▶ [PROBLEM TO WORK ON] Output only the lines that run from the line holding "Type out the text in this image." to the end of the data below, including both ends, without any pictures.

=-=-=

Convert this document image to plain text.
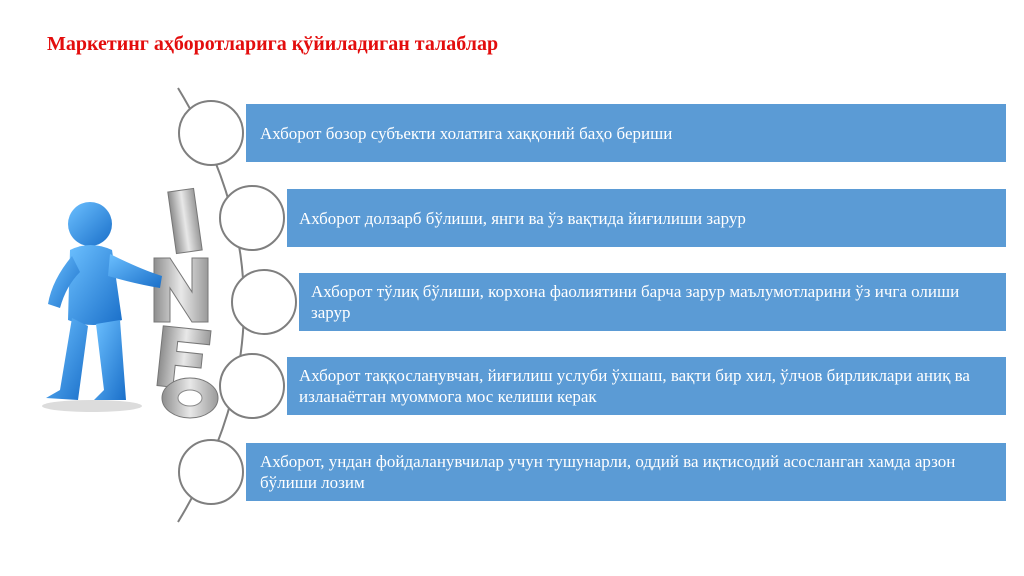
Маркетинг аҳборотларига қўйиладиган талаблар
Ахборот бозор субъекти холатига хаққоний баҳо бериши
Ахборот долзарб бўлиши, янги ва ўз вақтида йиғилиши зарур
Ахборот тўлиқ бўлиши, корхона фаолиятини барча зарур маълумотларини ўз ичга олиши зарур
Ахборот таққосланувчан, йиғилиш услуби ўхшаш, вақти бир хил, ўлчов бирликлари аниқ ва изланаётган муоммога мос келиши керак
Ахборот, ундан фойдаланувчилар учун тушунарли, оддий ва иқтисодий асосланган хамда арзон бўлиши лозим
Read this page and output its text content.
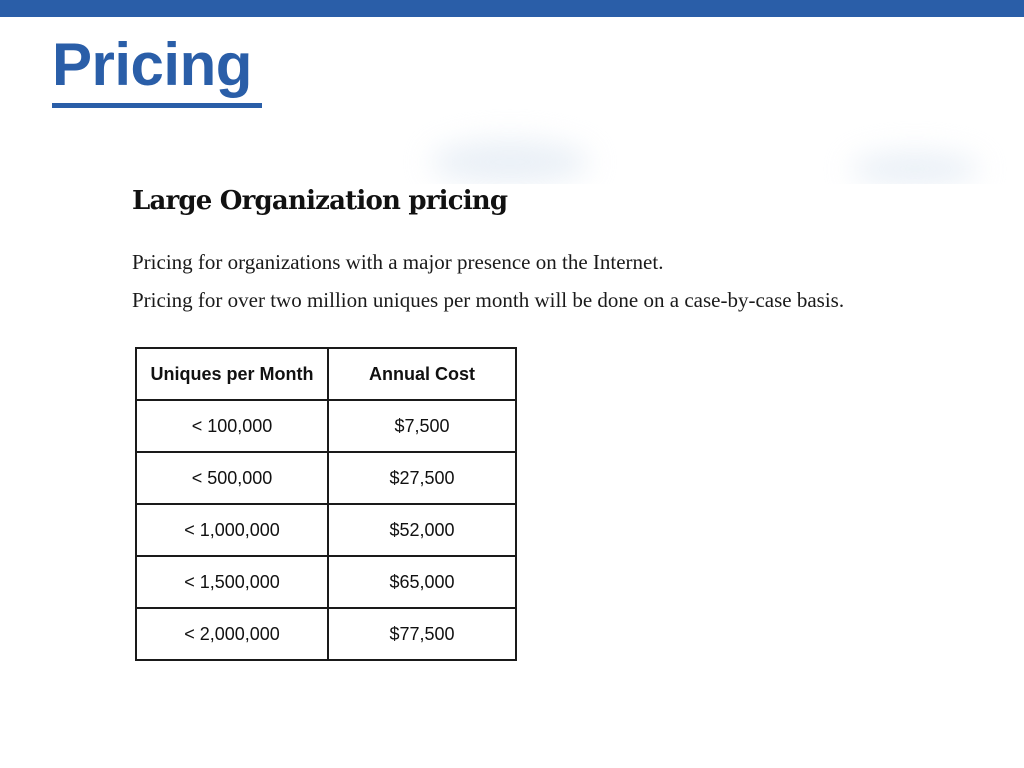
Pricing
Large Organization pricing

Pricing for organizations with a major presence on the Internet.

Pricing for over two million uniques per month will be done on a case-by-case basis.

Uniques per Month	Annual Cost
< 100,000	$7,500
< 500,000	$27,500
< 1,000,000	$52,000
< 1,500,000	$65,000
< 2,000,000	$77,500
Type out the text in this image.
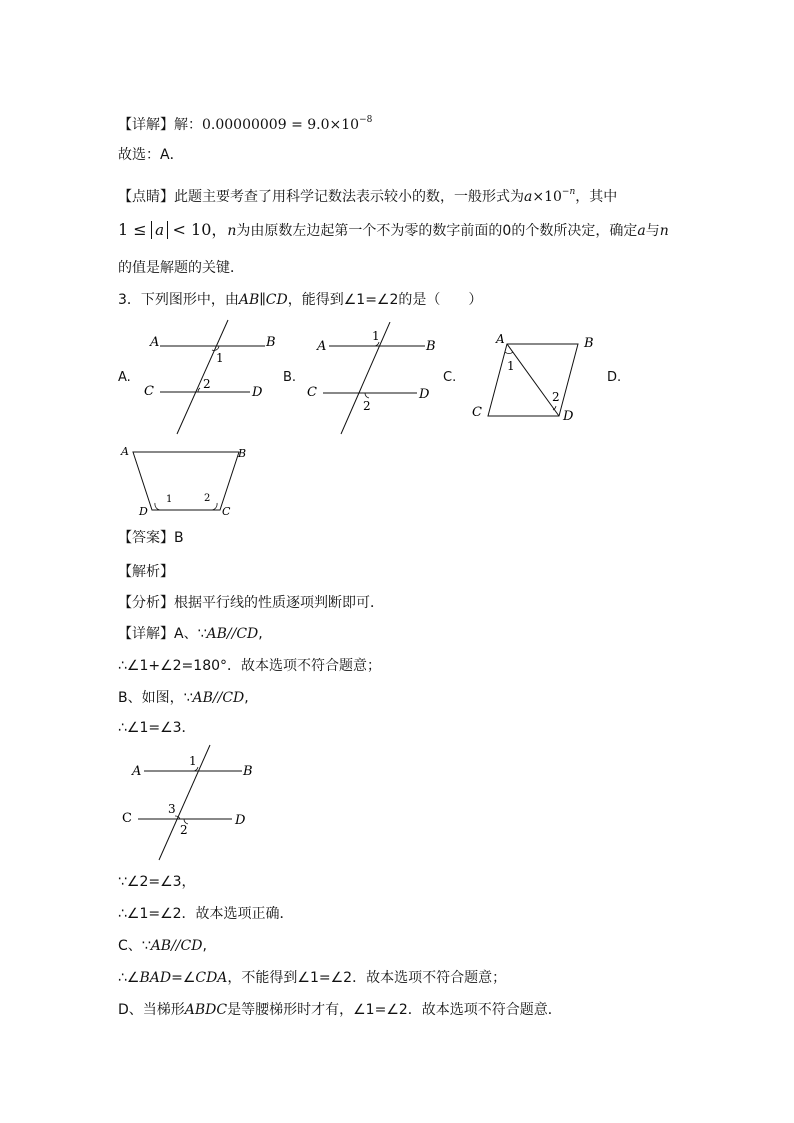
【详解】解：$0.00000009 = 9.0\times 10^{-8}$
故选：A．
【点睛】此题主要考查了用科学记数法表示较小的数，一般形式为$a\times 10^{-n}$，其中
1 ≤ a < 10，n为由原数左边起第一个不为零的数字前面的0的个数所决定，确定a与n
的值是解题的关键．
3．下列图形中，由AB∥CD，能得到∠1=∠2的是（　　）
A.	B.	C.	D.
A	B
C	D
1
2
A	B
C	D
1
2
A	B
C	D
1
2
A	B
D	C
1	2
【答案】B
【解析】
【分析】根据平行线的性质逐项判断即可．
【详解】A、∵AB//CD,
∴∠1+∠2=180°．故本选项不符合题意；
B、如图，∵AB//CD,
∴∠1=∠3．
A	B
C	D
1
3
2
∵∠2=∠3，
∴∠1=∠2．故本选项正确．
C、∵AB//CD,
∴∠BAD=∠CDA，不能得到∠1=∠2．故本选项不符合题意；
D、当梯形ABDC是等腰梯形时才有，∠1=∠2．故本选项不符合题意．
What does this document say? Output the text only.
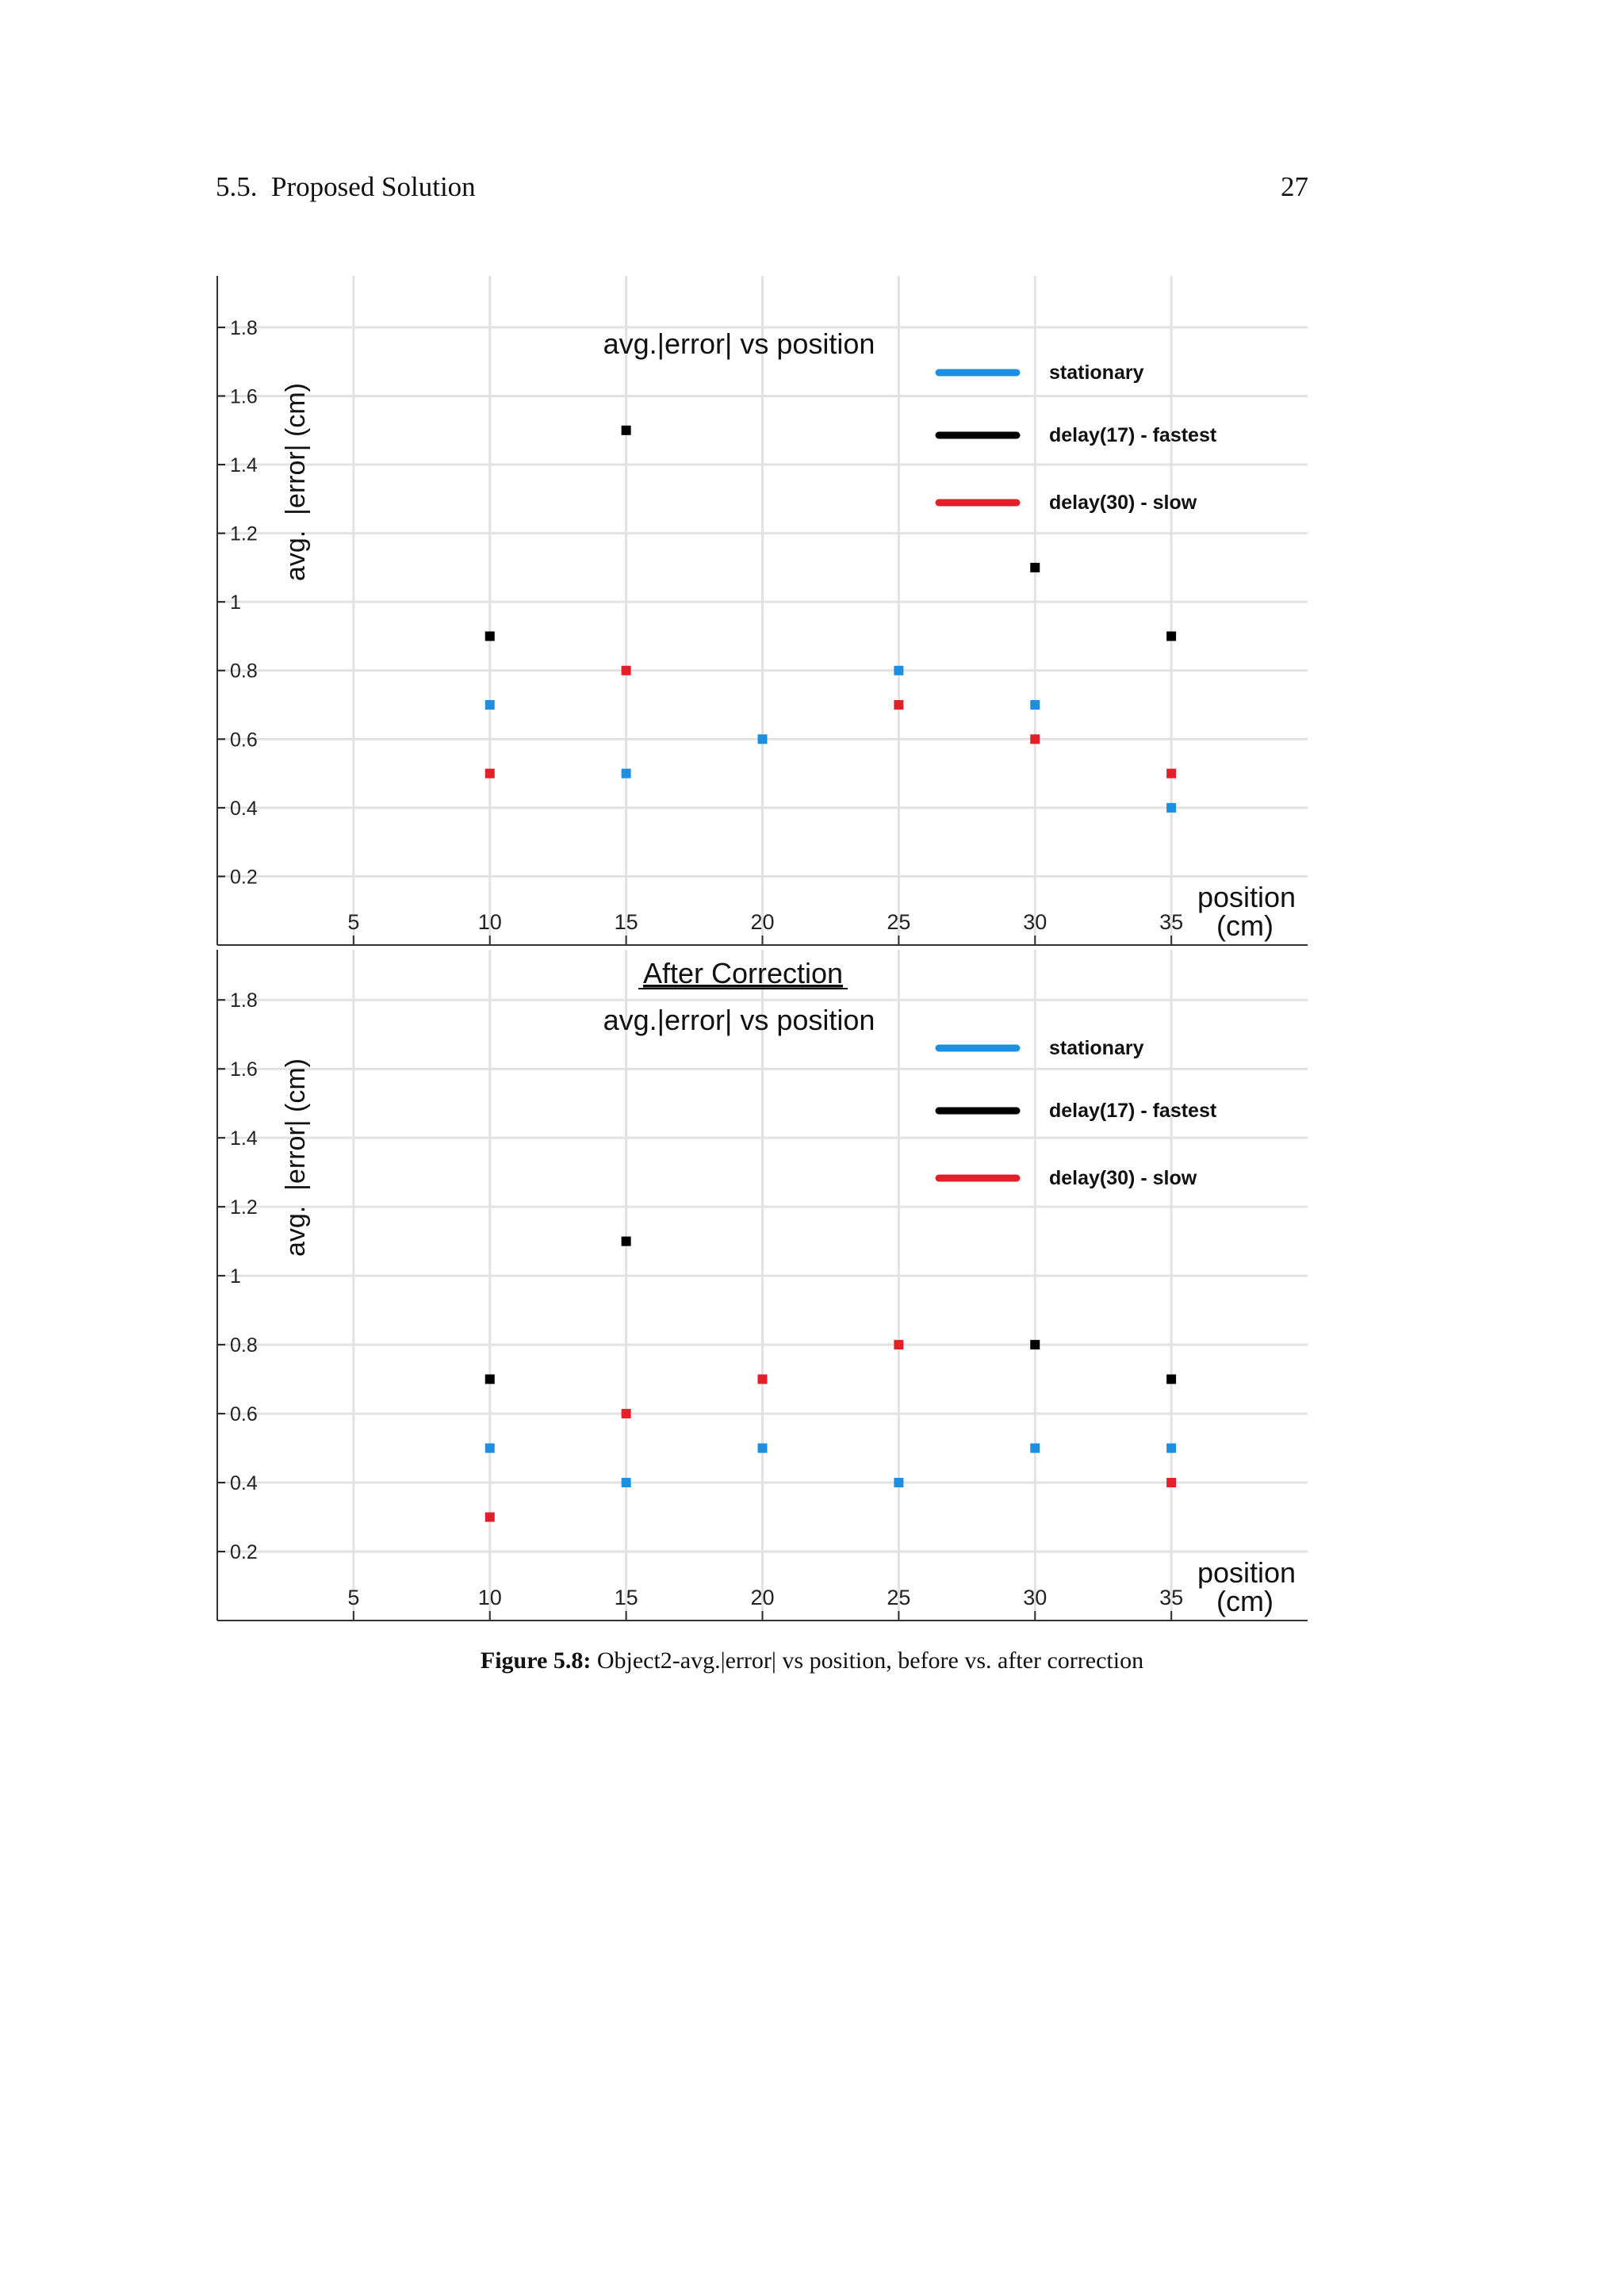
5.5.  Proposed Solution	27
0.2
0.4
0.6
0.8
1
1.2
1.4
1.6
1.8
5	10	15	20	25	30	35
position
(cm)
avg.  |error| (cm)
avg.|error| vs position
stationary
delay(17) - fastest
delay(30) - slow
0.2
0.4
0.6
0.8
1
1.2
1.4
1.6
1.8
5	10	15	20	25	30	35
position
(cm)
avg.  |error| (cm)
After Correction
avg.|error| vs position
stationary
delay(17) - fastest
delay(30) - slow
Figure 5.8: Object2-avg.|error| vs position, before vs. after correction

=-=-=

▶ [IN RESPONSE]
Type out the text in this image.
【详解】解：$0.00000009 = 9.0\times 10^{-8}$
故选：A．
【点睛】此题主要考查了用科学记数法表示较小的数，一般形式为$a\times 10^{-n}$，其中
1 ≤ a < 10，n为由原数左边起第一个不为零的数字前面的0的个数所决定，确定a与n
的值是解题的关键．
3．下列图形中，由AB∥CD，能得到∠1=∠2的是（　　）
A.	B.	C.	D.
A	B
C	D
1
2
A	B
C	D
1
2
A	B
C	D
1
2
A	B
D	C
1	2
【答案】B
【解析】
【分析】根据平行线的性质逐项判断即可．
【详解】A、∵AB//CD,
∴∠1+∠2=180°．故本选项不符合题意；
B、如图，∵AB//CD,
∴∠1=∠3．
A	B
C	D
1
3
2
∵∠2=∠3，
∴∠1=∠2．故本选项正确．
C、∵AB//CD,
∴∠BAD=∠CDA，不能得到∠1=∠2．故本选项不符合题意；
D、当梯形ABDC是等腰梯形时才有，∠1=∠2．故本选项不符合题意．
What does this document say? Output the text only.
5.5.  Proposed Solution	27
0.2
0.4
0.6
0.8
1
1.2
1.4
1.6
1.8
5	10	15	20	25	30	35
position
(cm)
avg.  |error| (cm)
avg.|error| vs position
stationary
delay(17) - fastest
delay(30) - slow
0.2
0.4
0.6
0.8
1
1.2
1.4
1.6
1.8
5	10	15	20	25	30	35
position
(cm)
avg.  |error| (cm)
After Correction
avg.|error| vs position
stationary
delay(17) - fastest
delay(30) - slow
Figure 5.8: Object2-avg.|error| vs position, before vs. after correction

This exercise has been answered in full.